[Collection entries]
((

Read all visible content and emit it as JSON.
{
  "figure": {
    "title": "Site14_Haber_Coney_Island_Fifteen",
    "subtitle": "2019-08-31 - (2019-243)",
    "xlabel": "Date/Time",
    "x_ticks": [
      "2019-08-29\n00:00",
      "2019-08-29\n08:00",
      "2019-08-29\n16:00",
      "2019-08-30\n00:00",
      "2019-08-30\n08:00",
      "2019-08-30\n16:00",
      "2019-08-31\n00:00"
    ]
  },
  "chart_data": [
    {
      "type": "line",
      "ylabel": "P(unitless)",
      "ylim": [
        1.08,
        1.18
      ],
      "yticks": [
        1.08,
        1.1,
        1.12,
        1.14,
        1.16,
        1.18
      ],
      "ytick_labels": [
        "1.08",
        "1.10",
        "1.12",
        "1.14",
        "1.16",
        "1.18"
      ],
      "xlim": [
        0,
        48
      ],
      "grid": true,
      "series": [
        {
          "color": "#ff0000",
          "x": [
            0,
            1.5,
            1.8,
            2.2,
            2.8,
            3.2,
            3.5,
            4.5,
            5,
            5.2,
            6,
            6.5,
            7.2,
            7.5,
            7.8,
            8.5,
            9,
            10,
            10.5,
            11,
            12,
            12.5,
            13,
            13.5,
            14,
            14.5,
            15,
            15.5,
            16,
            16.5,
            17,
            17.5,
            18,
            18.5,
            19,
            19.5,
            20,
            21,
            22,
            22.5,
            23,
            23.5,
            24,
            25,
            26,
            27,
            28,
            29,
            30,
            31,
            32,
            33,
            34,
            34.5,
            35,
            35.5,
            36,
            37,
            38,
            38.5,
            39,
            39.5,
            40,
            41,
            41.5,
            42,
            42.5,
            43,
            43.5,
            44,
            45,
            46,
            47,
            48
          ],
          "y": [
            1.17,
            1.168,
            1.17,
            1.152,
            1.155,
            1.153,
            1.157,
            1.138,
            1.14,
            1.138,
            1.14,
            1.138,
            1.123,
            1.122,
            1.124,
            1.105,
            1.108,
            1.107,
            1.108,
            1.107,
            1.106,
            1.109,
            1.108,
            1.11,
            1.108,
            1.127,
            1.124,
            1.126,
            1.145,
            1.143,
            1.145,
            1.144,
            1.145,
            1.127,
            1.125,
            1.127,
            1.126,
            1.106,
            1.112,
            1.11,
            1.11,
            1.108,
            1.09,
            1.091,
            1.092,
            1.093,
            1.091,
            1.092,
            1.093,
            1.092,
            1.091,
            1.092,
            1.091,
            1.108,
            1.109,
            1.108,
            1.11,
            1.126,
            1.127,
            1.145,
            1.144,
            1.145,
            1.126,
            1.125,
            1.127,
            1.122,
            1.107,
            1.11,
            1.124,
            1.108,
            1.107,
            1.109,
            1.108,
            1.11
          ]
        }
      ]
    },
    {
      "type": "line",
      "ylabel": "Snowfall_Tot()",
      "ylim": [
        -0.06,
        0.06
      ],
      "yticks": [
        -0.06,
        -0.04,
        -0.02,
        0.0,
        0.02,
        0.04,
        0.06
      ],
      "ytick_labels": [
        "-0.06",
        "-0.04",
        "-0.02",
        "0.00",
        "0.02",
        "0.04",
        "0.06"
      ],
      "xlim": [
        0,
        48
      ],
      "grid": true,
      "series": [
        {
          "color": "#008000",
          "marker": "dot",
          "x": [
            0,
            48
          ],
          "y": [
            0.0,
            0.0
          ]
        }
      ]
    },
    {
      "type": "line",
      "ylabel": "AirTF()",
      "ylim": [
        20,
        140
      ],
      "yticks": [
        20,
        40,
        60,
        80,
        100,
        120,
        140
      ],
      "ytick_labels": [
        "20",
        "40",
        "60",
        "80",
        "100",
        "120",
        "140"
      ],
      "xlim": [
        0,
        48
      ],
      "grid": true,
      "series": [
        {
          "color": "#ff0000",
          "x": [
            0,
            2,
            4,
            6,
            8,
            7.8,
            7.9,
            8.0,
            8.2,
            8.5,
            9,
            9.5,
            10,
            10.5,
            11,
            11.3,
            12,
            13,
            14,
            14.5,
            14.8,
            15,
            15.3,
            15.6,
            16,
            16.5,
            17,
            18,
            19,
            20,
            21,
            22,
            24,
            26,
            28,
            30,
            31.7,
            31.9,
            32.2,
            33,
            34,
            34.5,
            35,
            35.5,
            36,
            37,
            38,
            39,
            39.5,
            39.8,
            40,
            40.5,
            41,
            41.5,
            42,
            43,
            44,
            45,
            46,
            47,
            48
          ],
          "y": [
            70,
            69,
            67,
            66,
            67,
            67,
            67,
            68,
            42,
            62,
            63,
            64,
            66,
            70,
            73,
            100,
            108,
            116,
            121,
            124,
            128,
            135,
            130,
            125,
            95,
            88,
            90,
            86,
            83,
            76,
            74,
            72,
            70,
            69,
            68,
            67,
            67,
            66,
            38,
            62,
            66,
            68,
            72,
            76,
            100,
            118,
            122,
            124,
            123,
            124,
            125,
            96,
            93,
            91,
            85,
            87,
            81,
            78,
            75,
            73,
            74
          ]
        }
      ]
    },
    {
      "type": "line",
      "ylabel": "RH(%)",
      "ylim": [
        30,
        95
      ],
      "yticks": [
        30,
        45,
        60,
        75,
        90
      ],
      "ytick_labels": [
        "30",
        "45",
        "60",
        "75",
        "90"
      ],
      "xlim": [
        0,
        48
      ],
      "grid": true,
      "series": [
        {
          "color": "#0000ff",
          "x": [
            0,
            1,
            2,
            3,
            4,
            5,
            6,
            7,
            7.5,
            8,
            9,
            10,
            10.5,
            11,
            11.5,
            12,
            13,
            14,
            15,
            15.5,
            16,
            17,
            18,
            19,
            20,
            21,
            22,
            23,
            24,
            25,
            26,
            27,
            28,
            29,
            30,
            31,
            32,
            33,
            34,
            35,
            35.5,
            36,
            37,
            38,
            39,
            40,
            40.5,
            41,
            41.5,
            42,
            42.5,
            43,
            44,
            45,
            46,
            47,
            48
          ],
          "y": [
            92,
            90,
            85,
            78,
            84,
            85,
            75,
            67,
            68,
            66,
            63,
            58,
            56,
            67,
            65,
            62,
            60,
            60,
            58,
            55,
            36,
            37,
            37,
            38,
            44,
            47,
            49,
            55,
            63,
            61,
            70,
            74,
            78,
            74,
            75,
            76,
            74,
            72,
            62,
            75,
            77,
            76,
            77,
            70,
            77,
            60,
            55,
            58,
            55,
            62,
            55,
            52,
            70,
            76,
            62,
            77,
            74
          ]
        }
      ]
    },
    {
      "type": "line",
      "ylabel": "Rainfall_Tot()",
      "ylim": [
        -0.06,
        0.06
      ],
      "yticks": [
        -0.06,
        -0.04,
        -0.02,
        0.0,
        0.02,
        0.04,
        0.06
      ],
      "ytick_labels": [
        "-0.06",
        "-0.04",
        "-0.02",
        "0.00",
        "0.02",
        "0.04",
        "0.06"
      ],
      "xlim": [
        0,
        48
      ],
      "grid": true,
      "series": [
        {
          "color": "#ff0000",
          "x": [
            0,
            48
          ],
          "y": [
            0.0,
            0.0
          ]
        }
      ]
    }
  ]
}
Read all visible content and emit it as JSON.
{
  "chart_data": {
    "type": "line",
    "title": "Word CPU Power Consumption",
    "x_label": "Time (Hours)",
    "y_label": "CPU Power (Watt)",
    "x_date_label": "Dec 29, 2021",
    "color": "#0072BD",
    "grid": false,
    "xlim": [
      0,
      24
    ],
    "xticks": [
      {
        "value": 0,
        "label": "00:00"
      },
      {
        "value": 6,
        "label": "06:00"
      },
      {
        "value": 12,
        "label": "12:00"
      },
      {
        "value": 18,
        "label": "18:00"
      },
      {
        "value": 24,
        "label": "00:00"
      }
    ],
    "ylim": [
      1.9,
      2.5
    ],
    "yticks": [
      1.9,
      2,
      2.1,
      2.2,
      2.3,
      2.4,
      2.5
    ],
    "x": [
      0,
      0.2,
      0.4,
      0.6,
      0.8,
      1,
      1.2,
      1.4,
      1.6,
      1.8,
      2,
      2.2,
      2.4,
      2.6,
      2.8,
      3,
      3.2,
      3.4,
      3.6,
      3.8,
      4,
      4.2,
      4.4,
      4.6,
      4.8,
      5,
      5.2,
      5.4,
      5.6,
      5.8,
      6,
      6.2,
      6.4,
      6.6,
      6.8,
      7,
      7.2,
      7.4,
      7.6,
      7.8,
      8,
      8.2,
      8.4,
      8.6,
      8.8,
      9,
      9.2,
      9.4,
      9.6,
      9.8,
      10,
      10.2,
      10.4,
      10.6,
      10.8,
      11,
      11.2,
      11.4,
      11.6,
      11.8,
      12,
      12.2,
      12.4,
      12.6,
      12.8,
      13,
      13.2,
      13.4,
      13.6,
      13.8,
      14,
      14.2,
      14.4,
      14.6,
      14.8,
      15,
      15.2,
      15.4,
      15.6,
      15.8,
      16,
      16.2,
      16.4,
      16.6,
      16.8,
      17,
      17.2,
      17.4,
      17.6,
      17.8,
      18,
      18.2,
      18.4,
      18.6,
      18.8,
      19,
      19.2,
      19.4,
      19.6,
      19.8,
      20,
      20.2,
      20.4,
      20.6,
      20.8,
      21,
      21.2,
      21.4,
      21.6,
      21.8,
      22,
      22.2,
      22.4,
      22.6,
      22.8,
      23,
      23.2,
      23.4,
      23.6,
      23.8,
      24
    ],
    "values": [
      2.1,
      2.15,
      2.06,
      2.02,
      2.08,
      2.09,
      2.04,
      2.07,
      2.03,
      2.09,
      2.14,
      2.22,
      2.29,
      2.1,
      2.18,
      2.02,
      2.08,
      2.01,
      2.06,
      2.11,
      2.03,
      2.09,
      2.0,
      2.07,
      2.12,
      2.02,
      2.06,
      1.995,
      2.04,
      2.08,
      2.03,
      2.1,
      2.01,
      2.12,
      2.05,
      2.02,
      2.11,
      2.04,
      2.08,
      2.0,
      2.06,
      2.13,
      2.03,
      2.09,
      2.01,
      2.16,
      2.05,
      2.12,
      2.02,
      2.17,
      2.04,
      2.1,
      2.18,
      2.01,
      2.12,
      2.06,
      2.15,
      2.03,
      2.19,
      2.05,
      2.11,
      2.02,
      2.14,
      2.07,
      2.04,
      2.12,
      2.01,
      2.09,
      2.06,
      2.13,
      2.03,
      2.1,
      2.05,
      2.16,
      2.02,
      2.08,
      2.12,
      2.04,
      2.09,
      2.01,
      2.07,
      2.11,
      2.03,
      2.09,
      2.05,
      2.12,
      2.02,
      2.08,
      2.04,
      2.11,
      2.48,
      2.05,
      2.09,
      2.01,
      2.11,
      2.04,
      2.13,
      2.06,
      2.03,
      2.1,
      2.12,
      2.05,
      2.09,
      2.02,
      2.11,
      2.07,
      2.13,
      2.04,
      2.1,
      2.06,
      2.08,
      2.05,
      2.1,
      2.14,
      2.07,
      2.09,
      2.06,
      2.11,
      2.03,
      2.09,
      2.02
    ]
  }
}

))

THE EXERCISE
Count how many lines contain "ylabel" and give only that count.

EXERCISE ANSWER
5